Given problem
Pull every "JSON" line out of the data below.
— BEGIN Records for this exercise —
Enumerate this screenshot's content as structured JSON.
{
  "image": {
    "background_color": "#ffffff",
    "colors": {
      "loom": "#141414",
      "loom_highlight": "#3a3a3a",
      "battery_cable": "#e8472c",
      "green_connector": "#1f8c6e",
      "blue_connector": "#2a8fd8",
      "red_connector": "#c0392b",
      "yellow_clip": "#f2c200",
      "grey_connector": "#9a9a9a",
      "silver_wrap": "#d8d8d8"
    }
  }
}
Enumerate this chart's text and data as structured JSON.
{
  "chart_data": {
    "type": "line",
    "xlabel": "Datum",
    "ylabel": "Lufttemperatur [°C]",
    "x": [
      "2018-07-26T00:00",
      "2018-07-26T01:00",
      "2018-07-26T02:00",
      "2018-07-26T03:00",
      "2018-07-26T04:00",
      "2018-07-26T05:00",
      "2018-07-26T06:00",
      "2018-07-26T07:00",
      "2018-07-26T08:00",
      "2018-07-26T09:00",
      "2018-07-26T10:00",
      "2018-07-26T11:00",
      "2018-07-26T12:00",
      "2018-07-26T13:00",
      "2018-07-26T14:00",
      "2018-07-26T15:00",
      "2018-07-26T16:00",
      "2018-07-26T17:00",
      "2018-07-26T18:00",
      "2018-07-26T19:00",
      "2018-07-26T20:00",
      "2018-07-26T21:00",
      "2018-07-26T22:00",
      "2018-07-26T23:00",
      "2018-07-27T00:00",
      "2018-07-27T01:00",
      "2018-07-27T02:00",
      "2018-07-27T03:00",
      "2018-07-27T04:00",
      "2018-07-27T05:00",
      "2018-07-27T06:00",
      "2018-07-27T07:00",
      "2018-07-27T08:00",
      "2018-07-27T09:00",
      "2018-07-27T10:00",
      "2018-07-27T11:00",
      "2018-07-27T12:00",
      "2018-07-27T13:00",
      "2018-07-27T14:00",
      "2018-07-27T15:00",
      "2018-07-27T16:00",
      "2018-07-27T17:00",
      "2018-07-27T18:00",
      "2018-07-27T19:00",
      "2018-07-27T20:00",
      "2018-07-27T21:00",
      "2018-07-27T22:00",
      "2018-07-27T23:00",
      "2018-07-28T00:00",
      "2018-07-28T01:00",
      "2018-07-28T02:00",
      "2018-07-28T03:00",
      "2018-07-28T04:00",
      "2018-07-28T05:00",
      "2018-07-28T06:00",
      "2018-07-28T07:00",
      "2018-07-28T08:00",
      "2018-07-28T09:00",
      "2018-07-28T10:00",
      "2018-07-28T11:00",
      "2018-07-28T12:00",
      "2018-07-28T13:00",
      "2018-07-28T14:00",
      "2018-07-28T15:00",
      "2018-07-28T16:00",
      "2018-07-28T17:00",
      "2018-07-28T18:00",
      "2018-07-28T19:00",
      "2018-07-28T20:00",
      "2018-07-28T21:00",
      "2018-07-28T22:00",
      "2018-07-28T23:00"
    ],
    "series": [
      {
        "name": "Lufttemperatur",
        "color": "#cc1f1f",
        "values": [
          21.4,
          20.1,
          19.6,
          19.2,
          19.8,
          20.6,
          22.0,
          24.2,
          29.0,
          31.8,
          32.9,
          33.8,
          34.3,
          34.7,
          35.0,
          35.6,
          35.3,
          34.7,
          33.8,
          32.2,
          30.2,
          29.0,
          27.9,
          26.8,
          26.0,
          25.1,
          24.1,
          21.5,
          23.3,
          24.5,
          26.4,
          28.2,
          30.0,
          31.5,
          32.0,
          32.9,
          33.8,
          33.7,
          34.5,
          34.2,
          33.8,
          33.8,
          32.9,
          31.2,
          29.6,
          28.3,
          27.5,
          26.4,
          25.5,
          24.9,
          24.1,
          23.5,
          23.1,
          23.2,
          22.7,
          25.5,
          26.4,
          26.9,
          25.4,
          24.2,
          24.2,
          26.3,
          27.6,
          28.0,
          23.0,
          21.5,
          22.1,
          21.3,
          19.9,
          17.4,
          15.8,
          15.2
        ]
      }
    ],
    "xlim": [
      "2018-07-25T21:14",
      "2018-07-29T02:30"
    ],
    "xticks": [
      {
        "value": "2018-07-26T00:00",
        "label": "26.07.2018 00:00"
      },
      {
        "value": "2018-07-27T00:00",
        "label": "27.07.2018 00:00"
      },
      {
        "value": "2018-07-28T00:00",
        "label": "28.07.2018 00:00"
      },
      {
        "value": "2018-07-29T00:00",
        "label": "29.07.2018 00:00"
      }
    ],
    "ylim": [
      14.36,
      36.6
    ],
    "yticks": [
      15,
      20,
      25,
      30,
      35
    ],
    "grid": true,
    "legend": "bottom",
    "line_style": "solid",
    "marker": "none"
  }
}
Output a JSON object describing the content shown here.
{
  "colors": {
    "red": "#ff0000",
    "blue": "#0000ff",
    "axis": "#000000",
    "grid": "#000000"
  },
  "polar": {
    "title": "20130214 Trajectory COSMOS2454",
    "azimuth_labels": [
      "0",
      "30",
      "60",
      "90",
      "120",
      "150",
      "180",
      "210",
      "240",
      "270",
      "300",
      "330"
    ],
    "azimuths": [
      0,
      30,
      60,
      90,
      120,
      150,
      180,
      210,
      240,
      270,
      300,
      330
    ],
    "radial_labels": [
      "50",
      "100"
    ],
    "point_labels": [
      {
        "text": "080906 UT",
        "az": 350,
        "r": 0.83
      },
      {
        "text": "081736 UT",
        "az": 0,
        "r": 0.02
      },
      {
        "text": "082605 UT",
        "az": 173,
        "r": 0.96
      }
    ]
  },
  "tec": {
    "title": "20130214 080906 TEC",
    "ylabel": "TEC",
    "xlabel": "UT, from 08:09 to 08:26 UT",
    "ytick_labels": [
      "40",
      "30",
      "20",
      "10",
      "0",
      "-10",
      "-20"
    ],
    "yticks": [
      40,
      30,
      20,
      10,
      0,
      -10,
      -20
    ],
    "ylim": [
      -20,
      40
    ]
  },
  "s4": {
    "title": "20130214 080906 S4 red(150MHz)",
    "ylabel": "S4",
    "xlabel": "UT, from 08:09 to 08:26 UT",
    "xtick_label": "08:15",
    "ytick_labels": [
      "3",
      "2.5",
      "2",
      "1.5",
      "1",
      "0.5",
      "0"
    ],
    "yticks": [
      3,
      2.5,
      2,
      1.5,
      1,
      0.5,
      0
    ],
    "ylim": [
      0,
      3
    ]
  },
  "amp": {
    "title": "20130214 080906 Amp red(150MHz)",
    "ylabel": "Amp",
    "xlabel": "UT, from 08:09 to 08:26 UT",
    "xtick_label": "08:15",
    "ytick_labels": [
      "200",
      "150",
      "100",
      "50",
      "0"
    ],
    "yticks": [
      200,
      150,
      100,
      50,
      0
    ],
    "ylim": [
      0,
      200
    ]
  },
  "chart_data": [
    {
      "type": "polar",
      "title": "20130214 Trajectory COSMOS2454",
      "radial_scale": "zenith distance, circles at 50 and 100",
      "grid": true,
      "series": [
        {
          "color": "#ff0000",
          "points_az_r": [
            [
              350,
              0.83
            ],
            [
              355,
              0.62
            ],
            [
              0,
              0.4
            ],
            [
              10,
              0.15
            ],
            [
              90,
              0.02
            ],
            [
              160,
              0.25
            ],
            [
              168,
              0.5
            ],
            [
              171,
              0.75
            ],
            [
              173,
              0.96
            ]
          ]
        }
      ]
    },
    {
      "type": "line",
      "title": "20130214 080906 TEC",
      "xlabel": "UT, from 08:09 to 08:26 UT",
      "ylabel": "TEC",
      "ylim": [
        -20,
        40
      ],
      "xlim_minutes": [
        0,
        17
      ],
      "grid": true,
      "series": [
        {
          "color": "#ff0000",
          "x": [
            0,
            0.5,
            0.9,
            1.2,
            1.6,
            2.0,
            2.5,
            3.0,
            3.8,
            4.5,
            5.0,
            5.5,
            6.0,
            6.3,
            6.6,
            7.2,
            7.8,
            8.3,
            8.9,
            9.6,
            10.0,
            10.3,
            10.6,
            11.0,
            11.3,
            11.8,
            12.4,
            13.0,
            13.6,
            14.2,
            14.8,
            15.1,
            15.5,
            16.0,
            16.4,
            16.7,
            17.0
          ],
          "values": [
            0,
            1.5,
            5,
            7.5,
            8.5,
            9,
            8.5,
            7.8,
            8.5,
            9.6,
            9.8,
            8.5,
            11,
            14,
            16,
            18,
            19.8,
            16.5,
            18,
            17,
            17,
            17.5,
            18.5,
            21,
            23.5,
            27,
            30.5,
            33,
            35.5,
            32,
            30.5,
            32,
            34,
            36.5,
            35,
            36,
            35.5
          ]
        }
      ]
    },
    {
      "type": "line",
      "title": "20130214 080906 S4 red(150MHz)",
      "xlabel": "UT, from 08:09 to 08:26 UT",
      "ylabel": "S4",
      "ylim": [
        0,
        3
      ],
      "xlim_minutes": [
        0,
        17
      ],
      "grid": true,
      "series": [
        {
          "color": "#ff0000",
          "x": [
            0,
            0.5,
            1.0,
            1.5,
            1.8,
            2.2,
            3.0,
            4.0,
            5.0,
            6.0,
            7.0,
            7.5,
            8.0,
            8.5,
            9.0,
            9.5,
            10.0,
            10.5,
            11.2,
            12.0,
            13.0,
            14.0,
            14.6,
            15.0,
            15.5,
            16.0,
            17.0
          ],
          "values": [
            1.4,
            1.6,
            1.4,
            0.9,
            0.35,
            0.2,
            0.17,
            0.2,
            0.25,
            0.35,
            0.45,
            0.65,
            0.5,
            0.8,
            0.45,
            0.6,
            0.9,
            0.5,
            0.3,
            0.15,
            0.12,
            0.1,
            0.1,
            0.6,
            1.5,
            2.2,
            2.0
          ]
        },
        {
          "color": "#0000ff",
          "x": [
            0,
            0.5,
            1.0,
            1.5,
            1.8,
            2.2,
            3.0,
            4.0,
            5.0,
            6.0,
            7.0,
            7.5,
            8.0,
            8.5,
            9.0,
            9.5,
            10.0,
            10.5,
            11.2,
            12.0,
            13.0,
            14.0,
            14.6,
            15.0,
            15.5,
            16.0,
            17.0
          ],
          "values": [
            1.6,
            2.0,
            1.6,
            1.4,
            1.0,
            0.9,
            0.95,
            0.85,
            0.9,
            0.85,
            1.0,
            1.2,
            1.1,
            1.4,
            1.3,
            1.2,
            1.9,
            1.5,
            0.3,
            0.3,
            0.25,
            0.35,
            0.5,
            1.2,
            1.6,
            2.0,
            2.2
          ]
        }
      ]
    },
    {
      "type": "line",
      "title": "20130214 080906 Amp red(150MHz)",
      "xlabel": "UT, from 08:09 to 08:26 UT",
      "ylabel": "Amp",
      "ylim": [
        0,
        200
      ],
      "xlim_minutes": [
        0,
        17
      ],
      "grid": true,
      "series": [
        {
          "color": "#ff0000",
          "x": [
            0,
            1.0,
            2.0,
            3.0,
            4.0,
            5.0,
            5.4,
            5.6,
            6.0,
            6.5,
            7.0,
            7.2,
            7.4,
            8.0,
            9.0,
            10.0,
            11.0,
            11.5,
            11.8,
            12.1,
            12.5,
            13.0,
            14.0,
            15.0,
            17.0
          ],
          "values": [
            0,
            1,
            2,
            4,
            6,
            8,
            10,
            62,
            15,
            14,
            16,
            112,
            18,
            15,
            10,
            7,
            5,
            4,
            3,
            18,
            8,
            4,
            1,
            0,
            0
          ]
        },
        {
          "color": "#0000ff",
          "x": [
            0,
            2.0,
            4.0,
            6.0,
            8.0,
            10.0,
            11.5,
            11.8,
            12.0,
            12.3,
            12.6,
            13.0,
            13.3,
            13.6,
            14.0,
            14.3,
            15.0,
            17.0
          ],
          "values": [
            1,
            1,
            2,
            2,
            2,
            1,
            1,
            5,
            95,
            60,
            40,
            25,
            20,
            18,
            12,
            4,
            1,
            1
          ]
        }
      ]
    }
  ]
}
— END Records for this exercise —
Result of this exercise
Enumerate this screenshot's content as structured JSON.
Enumerate this chart's text and data as structured JSON.
Output a JSON object describing the content shown here.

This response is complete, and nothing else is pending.